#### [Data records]

** begin **

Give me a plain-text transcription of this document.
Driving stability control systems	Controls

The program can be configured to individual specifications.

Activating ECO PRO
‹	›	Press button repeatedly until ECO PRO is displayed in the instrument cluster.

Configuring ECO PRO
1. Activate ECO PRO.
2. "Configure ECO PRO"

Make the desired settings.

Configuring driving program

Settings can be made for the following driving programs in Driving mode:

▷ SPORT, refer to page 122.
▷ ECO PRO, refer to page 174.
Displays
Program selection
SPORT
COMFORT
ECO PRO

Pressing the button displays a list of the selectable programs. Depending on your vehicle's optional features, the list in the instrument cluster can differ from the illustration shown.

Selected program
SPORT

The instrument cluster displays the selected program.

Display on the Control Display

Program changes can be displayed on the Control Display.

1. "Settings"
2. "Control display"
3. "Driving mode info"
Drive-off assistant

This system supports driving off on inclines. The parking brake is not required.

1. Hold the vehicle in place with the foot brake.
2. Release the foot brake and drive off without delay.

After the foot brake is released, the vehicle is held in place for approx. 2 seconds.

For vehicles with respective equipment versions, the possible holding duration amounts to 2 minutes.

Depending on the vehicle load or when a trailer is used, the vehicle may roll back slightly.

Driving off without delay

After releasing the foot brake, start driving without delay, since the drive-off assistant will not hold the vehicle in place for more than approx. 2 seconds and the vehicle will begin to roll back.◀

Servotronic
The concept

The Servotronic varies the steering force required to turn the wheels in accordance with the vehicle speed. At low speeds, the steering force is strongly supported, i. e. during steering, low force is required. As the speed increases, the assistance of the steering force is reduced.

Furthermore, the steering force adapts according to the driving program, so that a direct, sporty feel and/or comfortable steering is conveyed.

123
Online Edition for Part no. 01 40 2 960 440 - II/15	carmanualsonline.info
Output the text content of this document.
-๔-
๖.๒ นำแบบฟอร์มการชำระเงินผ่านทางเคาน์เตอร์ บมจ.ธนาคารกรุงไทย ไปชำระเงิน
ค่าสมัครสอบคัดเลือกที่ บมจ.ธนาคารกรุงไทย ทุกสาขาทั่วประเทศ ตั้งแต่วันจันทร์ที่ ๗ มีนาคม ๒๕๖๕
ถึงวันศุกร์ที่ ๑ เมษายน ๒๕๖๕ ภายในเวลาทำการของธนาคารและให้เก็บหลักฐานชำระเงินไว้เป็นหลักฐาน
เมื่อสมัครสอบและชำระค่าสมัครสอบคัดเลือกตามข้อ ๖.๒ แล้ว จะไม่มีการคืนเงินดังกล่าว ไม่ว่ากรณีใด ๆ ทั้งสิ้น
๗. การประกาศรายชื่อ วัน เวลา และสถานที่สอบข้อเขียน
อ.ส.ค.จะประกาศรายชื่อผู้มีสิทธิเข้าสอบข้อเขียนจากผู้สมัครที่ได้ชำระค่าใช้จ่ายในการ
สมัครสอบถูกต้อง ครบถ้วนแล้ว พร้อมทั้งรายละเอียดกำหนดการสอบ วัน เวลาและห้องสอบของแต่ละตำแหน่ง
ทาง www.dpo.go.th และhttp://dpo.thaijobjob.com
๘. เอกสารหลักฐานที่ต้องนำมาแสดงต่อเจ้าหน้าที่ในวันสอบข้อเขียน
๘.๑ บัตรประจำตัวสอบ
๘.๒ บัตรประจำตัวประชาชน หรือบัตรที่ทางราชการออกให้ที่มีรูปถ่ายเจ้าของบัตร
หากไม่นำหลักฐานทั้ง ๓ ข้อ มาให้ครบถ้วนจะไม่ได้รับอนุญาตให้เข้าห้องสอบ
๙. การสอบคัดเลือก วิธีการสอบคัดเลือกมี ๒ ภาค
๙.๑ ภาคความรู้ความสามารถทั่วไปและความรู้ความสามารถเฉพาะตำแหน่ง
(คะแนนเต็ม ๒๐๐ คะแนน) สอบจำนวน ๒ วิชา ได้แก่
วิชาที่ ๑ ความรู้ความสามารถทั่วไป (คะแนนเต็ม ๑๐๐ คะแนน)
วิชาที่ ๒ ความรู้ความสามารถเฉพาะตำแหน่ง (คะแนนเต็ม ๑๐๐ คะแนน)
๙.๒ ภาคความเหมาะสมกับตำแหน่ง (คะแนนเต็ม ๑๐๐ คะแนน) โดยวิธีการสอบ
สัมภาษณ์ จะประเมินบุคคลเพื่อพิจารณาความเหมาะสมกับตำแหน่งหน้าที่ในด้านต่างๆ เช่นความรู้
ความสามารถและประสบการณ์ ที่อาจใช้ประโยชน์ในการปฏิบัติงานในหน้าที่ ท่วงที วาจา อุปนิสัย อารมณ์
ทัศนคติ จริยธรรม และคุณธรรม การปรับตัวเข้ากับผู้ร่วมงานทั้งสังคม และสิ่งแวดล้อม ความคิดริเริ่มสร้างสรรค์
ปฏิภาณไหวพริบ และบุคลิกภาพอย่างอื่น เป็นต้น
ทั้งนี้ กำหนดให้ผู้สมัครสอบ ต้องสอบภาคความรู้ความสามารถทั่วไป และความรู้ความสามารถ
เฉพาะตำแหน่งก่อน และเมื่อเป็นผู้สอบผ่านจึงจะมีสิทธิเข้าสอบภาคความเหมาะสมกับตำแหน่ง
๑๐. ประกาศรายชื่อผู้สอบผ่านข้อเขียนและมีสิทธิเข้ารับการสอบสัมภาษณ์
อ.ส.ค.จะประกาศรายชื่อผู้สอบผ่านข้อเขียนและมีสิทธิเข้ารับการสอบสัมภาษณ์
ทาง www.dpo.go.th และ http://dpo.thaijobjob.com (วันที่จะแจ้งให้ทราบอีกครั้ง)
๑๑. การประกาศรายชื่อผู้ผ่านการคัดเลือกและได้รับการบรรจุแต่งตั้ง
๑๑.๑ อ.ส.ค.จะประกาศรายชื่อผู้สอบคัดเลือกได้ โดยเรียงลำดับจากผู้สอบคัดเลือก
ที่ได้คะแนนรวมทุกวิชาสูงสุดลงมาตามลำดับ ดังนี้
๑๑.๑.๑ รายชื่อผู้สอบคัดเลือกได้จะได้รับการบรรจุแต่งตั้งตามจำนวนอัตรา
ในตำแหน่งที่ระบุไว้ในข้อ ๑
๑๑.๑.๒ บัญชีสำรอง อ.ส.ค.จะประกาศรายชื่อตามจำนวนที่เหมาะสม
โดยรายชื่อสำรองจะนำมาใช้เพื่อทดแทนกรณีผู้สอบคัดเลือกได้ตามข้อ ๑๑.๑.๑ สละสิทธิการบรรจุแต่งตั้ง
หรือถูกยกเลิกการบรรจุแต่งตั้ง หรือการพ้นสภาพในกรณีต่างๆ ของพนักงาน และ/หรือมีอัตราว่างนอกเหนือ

** end **
** begin **

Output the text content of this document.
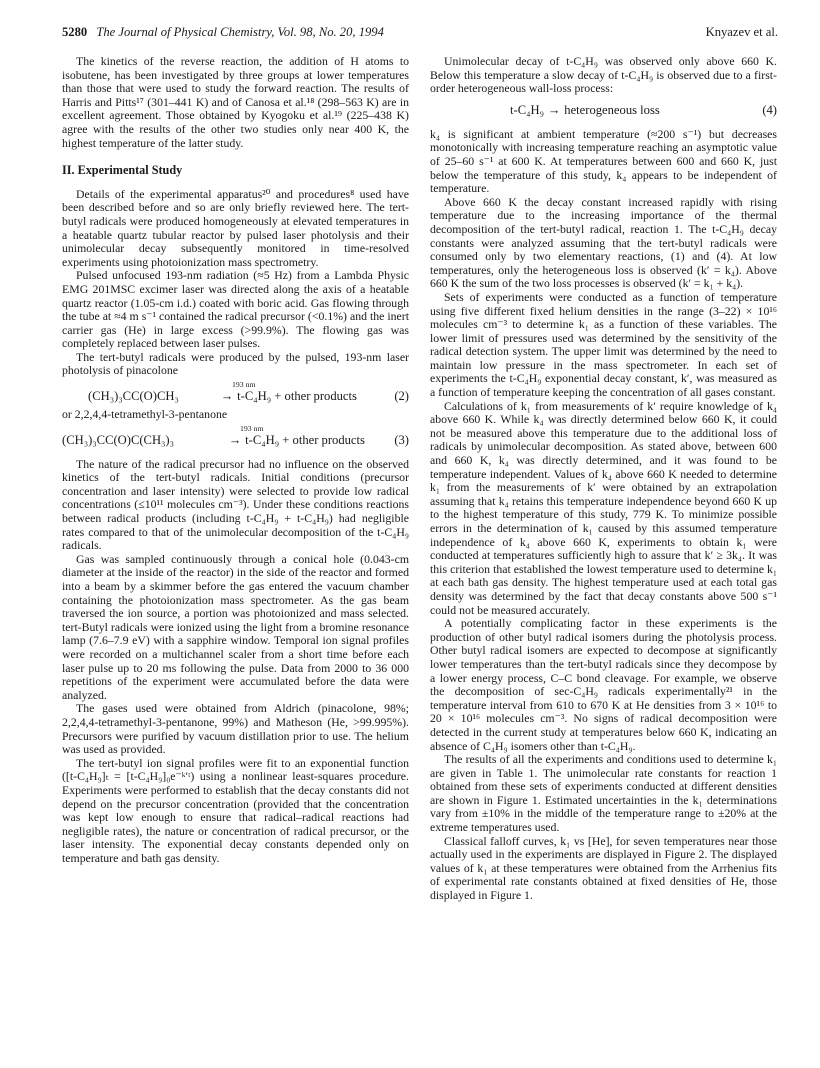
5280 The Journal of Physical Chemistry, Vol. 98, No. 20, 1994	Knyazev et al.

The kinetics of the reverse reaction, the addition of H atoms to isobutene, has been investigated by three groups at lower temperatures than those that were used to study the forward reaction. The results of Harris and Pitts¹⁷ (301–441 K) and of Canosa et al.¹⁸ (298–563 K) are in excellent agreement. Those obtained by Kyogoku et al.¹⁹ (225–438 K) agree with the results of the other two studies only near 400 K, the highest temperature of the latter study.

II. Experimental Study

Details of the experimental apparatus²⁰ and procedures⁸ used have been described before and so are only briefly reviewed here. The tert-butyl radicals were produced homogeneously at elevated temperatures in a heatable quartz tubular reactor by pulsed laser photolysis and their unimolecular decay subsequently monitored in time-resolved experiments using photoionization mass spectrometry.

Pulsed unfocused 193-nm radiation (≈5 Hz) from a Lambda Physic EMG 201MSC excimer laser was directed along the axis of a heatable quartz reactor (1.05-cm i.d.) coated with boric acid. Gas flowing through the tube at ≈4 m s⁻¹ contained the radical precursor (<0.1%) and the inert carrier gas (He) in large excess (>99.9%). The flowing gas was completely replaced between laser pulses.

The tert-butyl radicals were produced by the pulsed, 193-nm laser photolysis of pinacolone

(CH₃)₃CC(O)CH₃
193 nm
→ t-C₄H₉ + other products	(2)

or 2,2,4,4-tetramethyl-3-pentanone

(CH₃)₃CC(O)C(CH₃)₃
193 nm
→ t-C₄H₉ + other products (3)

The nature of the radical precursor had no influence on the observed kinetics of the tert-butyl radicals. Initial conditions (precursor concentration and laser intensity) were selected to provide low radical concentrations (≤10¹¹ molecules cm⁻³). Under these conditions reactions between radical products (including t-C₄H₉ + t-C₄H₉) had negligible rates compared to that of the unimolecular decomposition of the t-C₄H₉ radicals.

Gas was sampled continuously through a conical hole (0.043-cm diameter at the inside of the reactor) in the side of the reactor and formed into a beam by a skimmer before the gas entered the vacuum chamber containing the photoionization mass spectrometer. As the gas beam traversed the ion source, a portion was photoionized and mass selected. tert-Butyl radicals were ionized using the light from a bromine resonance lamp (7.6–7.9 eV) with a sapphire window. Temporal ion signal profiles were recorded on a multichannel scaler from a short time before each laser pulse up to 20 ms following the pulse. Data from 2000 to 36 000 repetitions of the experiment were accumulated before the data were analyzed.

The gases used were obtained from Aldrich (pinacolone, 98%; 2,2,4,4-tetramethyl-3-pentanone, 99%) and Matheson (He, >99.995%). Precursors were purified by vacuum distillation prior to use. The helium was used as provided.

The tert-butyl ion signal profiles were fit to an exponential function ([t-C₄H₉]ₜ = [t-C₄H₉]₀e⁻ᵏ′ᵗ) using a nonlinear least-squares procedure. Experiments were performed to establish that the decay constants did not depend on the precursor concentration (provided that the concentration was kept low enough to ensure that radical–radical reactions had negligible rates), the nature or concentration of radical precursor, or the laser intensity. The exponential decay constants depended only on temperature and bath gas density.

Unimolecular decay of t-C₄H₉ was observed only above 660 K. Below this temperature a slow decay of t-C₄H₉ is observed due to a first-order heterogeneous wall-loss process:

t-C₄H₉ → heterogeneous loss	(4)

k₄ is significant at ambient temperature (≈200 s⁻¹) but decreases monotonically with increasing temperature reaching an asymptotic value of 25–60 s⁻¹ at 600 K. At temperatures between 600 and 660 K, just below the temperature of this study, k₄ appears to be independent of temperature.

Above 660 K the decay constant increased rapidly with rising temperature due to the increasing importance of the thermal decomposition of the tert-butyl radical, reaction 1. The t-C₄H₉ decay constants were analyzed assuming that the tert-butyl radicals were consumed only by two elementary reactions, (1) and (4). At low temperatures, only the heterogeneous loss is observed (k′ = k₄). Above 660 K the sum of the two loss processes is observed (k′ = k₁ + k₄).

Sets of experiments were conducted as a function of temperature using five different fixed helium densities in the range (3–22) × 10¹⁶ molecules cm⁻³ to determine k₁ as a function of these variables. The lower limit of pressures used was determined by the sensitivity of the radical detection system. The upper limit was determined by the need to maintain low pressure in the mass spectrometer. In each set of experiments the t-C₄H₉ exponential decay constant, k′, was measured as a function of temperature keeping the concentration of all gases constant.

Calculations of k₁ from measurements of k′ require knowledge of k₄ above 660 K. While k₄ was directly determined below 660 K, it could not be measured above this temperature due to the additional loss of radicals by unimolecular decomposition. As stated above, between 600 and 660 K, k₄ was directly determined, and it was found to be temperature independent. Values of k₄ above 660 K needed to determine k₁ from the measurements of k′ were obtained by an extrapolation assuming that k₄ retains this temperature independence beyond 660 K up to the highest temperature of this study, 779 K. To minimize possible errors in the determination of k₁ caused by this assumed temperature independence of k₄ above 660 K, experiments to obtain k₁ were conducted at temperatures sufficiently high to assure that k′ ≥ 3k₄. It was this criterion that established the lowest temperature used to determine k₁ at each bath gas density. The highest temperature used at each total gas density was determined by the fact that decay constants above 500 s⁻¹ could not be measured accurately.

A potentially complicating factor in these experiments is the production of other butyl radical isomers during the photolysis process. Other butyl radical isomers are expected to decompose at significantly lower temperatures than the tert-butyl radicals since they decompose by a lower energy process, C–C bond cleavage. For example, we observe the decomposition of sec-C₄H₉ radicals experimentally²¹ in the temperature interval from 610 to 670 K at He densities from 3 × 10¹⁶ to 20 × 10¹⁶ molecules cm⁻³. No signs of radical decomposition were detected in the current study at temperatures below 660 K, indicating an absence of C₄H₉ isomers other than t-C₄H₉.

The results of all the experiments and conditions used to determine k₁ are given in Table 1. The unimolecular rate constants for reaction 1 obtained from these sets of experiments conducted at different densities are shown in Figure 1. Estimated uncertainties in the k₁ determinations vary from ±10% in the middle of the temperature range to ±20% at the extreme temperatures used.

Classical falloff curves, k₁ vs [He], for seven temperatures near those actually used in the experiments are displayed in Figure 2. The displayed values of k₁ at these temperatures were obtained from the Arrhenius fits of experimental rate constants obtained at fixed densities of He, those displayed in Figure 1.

** end **

#### [The problem]
Say how many lines of the listing above contain "pentanone", with no other words.

#### [Written response]
2